-- start of Records for the exercise --

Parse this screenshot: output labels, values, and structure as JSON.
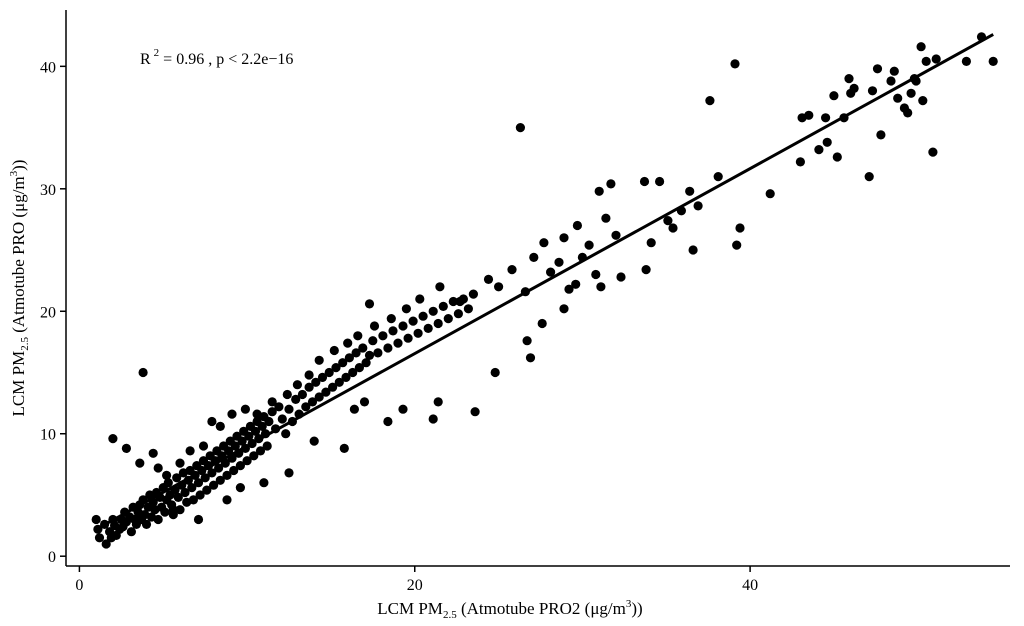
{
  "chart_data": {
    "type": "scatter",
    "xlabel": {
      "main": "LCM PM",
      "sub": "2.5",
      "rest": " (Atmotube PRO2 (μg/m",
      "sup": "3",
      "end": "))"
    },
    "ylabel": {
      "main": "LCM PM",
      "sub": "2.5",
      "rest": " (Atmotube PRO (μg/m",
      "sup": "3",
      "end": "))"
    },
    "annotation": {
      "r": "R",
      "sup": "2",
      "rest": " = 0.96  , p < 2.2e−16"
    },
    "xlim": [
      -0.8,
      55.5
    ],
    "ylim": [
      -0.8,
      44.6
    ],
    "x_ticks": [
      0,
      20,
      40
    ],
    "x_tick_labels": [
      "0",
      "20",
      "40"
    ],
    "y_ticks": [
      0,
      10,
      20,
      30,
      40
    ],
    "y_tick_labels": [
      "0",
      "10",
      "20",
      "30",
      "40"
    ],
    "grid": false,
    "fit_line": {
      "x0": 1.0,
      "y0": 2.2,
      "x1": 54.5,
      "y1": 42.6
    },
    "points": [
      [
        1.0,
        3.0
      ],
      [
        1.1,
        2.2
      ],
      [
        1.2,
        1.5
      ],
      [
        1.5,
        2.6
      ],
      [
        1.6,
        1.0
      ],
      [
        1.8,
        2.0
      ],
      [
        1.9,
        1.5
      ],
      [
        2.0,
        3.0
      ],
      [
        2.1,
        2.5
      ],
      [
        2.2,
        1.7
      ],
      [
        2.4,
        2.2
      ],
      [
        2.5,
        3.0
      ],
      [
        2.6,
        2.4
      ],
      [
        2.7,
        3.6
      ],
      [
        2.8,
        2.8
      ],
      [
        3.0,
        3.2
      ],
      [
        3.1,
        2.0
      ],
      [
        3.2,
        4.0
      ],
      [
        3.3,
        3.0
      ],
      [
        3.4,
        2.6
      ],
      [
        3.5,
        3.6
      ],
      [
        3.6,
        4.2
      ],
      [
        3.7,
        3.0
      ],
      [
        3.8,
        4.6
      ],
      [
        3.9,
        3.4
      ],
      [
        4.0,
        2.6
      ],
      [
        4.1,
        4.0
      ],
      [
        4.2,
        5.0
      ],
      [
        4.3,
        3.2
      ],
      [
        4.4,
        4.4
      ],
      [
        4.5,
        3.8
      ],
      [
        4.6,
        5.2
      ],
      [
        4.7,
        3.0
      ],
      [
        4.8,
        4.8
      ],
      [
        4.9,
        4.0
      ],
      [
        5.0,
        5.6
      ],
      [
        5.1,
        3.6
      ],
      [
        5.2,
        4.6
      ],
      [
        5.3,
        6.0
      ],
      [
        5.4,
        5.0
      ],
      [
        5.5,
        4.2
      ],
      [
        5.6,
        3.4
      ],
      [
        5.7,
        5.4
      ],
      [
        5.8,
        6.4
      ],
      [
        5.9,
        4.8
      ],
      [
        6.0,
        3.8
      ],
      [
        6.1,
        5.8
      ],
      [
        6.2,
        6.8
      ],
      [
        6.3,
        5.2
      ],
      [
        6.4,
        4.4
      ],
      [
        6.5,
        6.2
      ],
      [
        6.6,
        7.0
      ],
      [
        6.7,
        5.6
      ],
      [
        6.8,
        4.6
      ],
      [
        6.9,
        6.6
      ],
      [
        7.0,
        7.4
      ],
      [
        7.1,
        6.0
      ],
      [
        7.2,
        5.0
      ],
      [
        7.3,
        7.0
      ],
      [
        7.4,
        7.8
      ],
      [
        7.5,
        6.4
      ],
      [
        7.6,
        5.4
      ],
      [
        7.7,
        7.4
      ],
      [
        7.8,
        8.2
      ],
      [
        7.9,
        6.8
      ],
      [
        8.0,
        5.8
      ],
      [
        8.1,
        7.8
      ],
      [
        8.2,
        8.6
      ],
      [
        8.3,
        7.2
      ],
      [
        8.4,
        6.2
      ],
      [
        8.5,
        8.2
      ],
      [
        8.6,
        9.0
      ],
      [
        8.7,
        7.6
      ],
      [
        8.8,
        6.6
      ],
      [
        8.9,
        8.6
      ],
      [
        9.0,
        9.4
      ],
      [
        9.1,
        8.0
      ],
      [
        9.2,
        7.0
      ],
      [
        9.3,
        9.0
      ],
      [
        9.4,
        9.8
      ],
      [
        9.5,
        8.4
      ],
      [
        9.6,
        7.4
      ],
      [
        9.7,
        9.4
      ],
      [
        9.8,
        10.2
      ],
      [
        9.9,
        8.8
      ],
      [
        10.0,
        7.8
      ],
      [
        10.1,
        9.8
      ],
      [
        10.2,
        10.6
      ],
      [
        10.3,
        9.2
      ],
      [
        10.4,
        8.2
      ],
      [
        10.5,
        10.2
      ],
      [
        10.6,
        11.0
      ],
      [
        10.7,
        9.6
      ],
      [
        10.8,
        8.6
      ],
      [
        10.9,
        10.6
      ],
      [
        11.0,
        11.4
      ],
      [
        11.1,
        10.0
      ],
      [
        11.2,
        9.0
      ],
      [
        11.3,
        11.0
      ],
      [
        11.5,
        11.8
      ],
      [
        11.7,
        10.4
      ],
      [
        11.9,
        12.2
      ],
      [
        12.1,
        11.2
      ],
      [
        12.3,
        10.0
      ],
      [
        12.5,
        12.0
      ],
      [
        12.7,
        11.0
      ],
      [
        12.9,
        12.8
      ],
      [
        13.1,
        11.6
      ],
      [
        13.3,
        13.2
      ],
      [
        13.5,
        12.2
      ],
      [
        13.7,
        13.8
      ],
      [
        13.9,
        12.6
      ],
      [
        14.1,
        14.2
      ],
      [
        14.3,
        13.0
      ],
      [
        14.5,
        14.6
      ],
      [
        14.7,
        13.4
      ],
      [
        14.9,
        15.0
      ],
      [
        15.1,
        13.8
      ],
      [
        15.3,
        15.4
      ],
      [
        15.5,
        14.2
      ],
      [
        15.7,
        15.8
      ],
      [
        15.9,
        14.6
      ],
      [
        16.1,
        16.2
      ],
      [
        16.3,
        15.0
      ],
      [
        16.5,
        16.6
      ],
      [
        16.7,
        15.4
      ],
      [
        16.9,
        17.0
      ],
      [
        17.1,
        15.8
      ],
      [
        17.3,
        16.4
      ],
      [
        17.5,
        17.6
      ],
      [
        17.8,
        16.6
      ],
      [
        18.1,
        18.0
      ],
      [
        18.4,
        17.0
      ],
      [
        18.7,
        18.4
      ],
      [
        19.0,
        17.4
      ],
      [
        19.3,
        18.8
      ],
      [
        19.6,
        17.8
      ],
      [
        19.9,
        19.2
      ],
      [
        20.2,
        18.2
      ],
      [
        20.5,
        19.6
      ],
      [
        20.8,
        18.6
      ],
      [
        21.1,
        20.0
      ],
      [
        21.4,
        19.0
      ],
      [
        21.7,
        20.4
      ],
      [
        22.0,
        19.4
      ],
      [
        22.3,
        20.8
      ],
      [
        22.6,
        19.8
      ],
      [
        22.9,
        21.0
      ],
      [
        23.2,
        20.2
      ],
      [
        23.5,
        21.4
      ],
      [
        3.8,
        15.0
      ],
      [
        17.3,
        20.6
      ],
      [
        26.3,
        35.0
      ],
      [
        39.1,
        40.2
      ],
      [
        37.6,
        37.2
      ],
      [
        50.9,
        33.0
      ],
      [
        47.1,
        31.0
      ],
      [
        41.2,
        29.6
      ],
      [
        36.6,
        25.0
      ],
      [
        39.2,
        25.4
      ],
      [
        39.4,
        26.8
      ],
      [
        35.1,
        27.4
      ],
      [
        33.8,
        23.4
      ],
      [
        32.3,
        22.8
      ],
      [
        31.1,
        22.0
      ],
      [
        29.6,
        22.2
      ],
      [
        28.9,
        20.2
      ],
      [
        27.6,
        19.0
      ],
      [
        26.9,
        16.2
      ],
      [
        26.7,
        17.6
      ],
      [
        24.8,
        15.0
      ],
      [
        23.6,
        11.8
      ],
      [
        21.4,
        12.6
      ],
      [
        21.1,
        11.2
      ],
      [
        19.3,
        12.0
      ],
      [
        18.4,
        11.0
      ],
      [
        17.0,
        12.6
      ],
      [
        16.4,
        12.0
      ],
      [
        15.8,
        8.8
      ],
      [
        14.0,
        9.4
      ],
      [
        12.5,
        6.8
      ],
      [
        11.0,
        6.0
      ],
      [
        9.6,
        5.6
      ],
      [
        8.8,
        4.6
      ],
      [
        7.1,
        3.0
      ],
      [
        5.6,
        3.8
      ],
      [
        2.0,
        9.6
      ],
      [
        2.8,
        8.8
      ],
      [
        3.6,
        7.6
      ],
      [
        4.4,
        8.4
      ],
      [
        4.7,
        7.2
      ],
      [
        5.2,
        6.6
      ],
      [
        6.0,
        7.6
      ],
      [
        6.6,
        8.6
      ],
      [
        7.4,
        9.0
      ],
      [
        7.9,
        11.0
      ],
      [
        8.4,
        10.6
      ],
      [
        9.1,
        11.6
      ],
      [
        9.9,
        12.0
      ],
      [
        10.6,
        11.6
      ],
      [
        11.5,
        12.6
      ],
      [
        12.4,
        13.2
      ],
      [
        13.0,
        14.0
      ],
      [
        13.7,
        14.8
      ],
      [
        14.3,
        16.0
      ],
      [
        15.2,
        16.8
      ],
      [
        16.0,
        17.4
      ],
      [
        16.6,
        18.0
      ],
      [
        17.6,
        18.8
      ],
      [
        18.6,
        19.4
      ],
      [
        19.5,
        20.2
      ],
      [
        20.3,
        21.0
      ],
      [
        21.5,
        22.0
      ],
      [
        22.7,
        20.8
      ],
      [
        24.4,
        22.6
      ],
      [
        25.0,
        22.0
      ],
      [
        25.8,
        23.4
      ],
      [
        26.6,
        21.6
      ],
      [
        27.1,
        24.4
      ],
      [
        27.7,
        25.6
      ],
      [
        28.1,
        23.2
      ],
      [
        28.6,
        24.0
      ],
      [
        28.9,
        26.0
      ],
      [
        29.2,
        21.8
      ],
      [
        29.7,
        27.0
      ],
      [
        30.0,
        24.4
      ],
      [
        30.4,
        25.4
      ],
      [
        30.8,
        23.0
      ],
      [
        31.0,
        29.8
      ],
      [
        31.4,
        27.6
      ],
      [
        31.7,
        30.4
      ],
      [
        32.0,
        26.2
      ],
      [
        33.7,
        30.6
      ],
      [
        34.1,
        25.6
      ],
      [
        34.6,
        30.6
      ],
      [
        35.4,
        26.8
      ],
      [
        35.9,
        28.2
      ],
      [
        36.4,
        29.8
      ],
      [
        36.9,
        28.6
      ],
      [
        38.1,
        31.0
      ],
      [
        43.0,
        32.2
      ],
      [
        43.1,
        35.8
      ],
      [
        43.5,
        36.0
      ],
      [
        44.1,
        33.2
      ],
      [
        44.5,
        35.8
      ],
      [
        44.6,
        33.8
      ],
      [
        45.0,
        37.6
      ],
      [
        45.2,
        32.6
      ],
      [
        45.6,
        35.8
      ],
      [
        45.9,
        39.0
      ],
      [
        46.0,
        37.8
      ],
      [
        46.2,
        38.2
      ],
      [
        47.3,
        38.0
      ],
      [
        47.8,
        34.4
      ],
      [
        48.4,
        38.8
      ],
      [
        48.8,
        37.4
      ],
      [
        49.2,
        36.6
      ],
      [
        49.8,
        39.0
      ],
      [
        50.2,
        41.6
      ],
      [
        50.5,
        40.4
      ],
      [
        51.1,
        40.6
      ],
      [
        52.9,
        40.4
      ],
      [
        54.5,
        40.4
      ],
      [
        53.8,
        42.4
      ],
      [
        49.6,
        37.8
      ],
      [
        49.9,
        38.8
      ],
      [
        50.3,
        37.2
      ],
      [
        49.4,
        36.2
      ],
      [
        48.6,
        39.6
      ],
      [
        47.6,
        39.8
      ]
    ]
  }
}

-- end of Records for the exercise --

** Task objective **
Find the lines above that contain the word "rest" and collect them.

** The solution **
      "rest": " (Atmotube PRO2 (μg/m",
      "rest": " (Atmotube PRO (μg/m",
      "rest": " = 0.96  , p < 2.2e−16"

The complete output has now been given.